■ EXERCISE ■
Write out every record below exactly as it appears.

■ PROVIDED ENTRIES ■
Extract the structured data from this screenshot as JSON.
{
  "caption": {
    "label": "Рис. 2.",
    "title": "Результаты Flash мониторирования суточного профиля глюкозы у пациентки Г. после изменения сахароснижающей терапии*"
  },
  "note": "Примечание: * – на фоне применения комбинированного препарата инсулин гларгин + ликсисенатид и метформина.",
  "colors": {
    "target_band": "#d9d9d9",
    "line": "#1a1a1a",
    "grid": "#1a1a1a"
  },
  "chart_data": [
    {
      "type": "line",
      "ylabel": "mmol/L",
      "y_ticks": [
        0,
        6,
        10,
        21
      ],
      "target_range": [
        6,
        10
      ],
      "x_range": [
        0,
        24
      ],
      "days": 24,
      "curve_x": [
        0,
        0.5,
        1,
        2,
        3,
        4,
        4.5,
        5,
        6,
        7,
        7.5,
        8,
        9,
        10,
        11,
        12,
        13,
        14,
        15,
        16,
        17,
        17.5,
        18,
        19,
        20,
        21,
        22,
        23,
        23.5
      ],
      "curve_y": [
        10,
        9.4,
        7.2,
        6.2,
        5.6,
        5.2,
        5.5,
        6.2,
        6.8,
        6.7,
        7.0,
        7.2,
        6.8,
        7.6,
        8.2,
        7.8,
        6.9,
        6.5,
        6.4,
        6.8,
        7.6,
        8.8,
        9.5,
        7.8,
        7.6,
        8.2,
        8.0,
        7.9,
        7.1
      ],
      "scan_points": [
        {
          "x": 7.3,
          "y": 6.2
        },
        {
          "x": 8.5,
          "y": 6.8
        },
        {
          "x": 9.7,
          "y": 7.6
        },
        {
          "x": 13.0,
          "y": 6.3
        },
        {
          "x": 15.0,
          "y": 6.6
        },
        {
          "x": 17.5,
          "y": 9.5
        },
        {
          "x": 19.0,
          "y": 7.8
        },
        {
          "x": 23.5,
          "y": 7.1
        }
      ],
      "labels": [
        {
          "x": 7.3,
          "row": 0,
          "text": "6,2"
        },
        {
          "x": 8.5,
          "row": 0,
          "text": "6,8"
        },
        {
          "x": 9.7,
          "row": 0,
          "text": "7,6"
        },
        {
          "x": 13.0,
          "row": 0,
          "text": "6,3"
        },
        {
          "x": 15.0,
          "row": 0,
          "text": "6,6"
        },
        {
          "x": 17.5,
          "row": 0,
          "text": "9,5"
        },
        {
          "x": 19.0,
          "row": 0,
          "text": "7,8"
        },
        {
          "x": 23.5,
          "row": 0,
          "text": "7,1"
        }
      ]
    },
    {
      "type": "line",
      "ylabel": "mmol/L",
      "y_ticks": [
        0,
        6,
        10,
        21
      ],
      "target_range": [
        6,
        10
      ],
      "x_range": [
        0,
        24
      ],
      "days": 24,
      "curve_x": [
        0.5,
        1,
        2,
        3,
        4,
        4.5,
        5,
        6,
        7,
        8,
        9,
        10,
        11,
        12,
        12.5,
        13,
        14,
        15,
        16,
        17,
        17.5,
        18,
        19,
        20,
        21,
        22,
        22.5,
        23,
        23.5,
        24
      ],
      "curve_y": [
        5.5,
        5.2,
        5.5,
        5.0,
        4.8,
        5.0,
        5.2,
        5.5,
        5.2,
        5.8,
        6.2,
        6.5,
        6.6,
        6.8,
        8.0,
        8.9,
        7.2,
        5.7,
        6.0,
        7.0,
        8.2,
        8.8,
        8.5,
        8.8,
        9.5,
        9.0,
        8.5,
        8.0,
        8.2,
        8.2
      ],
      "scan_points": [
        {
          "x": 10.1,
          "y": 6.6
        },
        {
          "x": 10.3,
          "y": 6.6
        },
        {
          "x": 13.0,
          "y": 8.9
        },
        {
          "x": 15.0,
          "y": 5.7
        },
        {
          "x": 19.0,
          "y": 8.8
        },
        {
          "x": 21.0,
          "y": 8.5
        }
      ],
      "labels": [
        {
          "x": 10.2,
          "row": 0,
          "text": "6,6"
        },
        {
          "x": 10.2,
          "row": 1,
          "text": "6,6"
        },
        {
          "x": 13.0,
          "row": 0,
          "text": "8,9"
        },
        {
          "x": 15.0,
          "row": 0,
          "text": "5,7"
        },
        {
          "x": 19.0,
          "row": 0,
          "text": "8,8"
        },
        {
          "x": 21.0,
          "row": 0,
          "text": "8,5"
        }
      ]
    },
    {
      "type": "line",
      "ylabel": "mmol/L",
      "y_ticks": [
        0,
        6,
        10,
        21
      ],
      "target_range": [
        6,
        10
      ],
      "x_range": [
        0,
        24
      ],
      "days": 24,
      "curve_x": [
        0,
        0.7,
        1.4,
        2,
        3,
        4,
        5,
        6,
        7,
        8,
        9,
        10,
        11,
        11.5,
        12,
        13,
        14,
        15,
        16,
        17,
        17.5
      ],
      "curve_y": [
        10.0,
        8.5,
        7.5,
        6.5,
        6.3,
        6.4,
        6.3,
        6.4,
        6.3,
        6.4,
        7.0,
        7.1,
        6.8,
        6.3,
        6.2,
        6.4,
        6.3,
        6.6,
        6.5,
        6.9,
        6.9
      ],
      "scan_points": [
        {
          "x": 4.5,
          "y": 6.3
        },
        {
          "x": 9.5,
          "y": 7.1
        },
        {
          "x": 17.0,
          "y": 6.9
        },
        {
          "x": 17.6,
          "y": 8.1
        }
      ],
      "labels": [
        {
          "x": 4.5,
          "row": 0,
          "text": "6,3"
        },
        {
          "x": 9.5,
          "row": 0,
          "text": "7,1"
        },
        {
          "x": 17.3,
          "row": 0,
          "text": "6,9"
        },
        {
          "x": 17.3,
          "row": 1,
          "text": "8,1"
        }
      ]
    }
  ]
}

■ CORRECT ANSWER ■
Extract the structured data from this screenshot as JSON.
{
  "caption": {
    "label": "Рис. 2.",
    "title": "Результаты Flash мониторирования суточного профиля глюкозы у пациентки Г. после изменения сахароснижающей терапии*"
  },
  "note": "Примечание: * – на фоне применения комбинированного препарата инсулин гларгин + ликсисенатид и метформина.",
  "colors": {
    "target_band": "#d9d9d9",
    "line": "#1a1a1a",
    "grid": "#1a1a1a"
  },
  "chart_data": [
    {
      "type": "line",
      "ylabel": "mmol/L",
      "y_ticks": [
        0,
        6,
        10,
        21
      ],
      "target_range": [
        6,
        10
      ],
      "x_range": [
        0,
        24
      ],
      "days": 24,
      "curve_x": [
        0,
        0.5,
        1,
        2,
        3,
        4,
        4.5,
        5,
        6,
        7,
        7.5,
        8,
        9,
        10,
        11,
        12,
        13,
        14,
        15,
        16,
        17,
        17.5,
        18,
        19,
        20,
        21,
        22,
        23,
        23.5
      ],
      "curve_y": [
        10,
        9.4,
        7.2,
        6.2,
        5.6,
        5.2,
        5.5,
        6.2,
        6.8,
        6.7,
        7.0,
        7.2,
        6.8,
        7.6,
        8.2,
        7.8,
        6.9,
        6.5,
        6.4,
        6.8,
        7.6,
        8.8,
        9.5,
        7.8,
        7.6,
        8.2,
        8.0,
        7.9,
        7.1
      ],
      "scan_points": [
        {
          "x": 7.3,
          "y": 6.2
        },
        {
          "x": 8.5,
          "y": 6.8
        },
        {
          "x": 9.7,
          "y": 7.6
        },
        {
          "x": 13.0,
          "y": 6.3
        },
        {
          "x": 15.0,
          "y": 6.6
        },
        {
          "x": 17.5,
          "y": 9.5
        },
        {
          "x": 19.0,
          "y": 7.8
        },
        {
          "x": 23.5,
          "y": 7.1
        }
      ],
      "labels": [
        {
          "x": 7.3,
          "row": 0,
          "text": "6,2"
        },
        {
          "x": 8.5,
          "row": 0,
          "text": "6,8"
        },
        {
          "x": 9.7,
          "row": 0,
          "text": "7,6"
        },
        {
          "x": 13.0,
          "row": 0,
          "text": "6,3"
        },
        {
          "x": 15.0,
          "row": 0,
          "text": "6,6"
        },
        {
          "x": 17.5,
          "row": 0,
          "text": "9,5"
        },
        {
          "x": 19.0,
          "row": 0,
          "text": "7,8"
        },
        {
          "x": 23.5,
          "row": 0,
          "text": "7,1"
        }
      ]
    },
    {
      "type": "line",
      "ylabel": "mmol/L",
      "y_ticks": [
        0,
        6,
        10,
        21
      ],
      "target_range": [
        6,
        10
      ],
      "x_range": [
        0,
        24
      ],
      "days": 24,
      "curve_x": [
        0.5,
        1,
        2,
        3,
        4,
        4.5,
        5,
        6,
        7,
        8,
        9,
        10,
        11,
        12,
        12.5,
        13,
        14,
        15,
        16,
        17,
        17.5,
        18,
        19,
        20,
        21,
        22,
        22.5,
        23,
        23.5,
        24
      ],
      "curve_y": [
        5.5,
        5.2,
        5.5,
        5.0,
        4.8,
        5.0,
        5.2,
        5.5,
        5.2,
        5.8,
        6.2,
        6.5,
        6.6,
        6.8,
        8.0,
        8.9,
        7.2,
        5.7,
        6.0,
        7.0,
        8.2,
        8.8,
        8.5,
        8.8,
        9.5,
        9.0,
        8.5,
        8.0,
        8.2,
        8.2
      ],
      "scan_points": [
        {
          "x": 10.1,
          "y": 6.6
        },
        {
          "x": 10.3,
          "y": 6.6
        },
        {
          "x": 13.0,
          "y": 8.9
        },
        {
          "x": 15.0,
          "y": 5.7
        },
        {
          "x": 19.0,
          "y": 8.8
        },
        {
          "x": 21.0,
          "y": 8.5
        }
      ],
      "labels": [
        {
          "x": 10.2,
          "row": 0,
          "text": "6,6"
        },
        {
          "x": 10.2,
          "row": 1,
          "text": "6,6"
        },
        {
          "x": 13.0,
          "row": 0,
          "text": "8,9"
        },
        {
          "x": 15.0,
          "row": 0,
          "text": "5,7"
        },
        {
          "x": 19.0,
          "row": 0,
          "text": "8,8"
        },
        {
          "x": 21.0,
          "row": 0,
          "text": "8,5"
        }
      ]
    },
    {
      "type": "line",
      "ylabel": "mmol/L",
      "y_ticks": [
        0,
        6,
        10,
        21
      ],
      "target_range": [
        6,
        10
      ],
      "x_range": [
        0,
        24
      ],
      "days": 24,
      "curve_x": [
        0,
        0.7,
        1.4,
        2,
        3,
        4,
        5,
        6,
        7,
        8,
        9,
        10,
        11,
        11.5,
        12,
        13,
        14,
        15,
        16,
        17,
        17.5
      ],
      "curve_y": [
        10.0,
        8.5,
        7.5,
        6.5,
        6.3,
        6.4,
        6.3,
        6.4,
        6.3,
        6.4,
        7.0,
        7.1,
        6.8,
        6.3,
        6.2,
        6.4,
        6.3,
        6.6,
        6.5,
        6.9,
        6.9
      ],
      "scan_points": [
        {
          "x": 4.5,
          "y": 6.3
        },
        {
          "x": 9.5,
          "y": 7.1
        },
        {
          "x": 17.0,
          "y": 6.9
        },
        {
          "x": 17.6,
          "y": 8.1
        }
      ],
      "labels": [
        {
          "x": 4.5,
          "row": 0,
          "text": "6,3"
        },
        {
          "x": 9.5,
          "row": 0,
          "text": "7,1"
        },
        {
          "x": 17.3,
          "row": 0,
          "text": "6,9"
        },
        {
          "x": 17.3,
          "row": 1,
          "text": "8,1"
        }
      ]
    }
  ]
}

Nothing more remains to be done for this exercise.